**Directive:** Transcribe each record below word for word.

**Input for this task:**
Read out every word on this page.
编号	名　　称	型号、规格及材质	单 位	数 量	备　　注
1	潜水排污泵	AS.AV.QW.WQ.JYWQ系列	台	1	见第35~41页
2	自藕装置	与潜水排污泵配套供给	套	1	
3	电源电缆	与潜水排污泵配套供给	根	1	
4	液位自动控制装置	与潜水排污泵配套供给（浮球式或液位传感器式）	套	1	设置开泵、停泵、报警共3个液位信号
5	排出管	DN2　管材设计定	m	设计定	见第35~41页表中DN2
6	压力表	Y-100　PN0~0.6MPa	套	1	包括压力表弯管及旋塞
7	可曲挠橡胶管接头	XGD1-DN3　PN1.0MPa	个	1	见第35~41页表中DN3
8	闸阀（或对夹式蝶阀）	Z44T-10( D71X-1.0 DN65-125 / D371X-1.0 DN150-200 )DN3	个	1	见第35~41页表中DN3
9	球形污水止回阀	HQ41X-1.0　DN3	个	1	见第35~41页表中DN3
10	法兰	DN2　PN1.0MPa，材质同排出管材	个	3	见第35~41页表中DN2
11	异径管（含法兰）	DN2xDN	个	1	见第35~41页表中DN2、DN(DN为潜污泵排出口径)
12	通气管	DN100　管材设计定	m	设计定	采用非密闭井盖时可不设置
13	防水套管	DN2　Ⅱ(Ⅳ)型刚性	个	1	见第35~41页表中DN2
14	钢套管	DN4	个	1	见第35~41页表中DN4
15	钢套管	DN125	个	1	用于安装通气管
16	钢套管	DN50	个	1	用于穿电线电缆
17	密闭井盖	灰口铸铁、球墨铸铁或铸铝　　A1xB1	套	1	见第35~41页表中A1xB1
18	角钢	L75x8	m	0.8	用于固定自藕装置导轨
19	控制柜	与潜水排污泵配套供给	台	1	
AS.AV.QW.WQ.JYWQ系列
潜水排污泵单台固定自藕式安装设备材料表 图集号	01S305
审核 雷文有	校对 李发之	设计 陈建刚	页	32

**Full answer:**
Read out every word on this page.
编号	名　　称	型号、规格及材质	单 位	数 量	备　　注
1	潜水排污泵	AS.AV.QW.WQ.JYWQ系列	台	1	见第35~41页
2	自藕装置	与潜水排污泵配套供给	套	1	
3	电源电缆	与潜水排污泵配套供给	根	1	
4	液位自动控制装置	与潜水排污泵配套供给（浮球式或液位传感器式）	套	1	设置开泵、停泵、报警共3个液位信号
5	排出管	DN2　管材设计定	m	设计定	见第35~41页表中DN2
6	压力表	Y-100　PN0~0.6MPa	套	1	包括压力表弯管及旋塞
7	可曲挠橡胶管接头	XGD1-DN3　PN1.0MPa	个	1	见第35~41页表中DN3
8	闸阀（或对夹式蝶阀）	Z44T-10( D71X-1.0 DN65-125 / D371X-1.0 DN150-200 )DN3	个	1	见第35~41页表中DN3
9	球形污水止回阀	HQ41X-1.0　DN3	个	1	见第35~41页表中DN3
10	法兰	DN2　PN1.0MPa，材质同排出管材	个	3	见第35~41页表中DN2
11	异径管（含法兰）	DN2xDN	个	1	见第35~41页表中DN2、DN(DN为潜污泵排出口径)
12	通气管	DN100　管材设计定	m	设计定	采用非密闭井盖时可不设置
13	防水套管	DN2　Ⅱ(Ⅳ)型刚性	个	1	见第35~41页表中DN2
14	钢套管	DN4	个	1	见第35~41页表中DN4
15	钢套管	DN125	个	1	用于安装通气管
16	钢套管	DN50	个	1	用于穿电线电缆
17	密闭井盖	灰口铸铁、球墨铸铁或铸铝　　A1xB1	套	1	见第35~41页表中A1xB1
18	角钢	L75x8	m	0.8	用于固定自藕装置导轨
19	控制柜	与潜水排污泵配套供给	台	1	
AS.AV.QW.WQ.JYWQ系列
潜水排污泵单台固定自藕式安装设备材料表 图集号	01S305
审核 雷文有	校对 李发之	设计 陈建刚	页	32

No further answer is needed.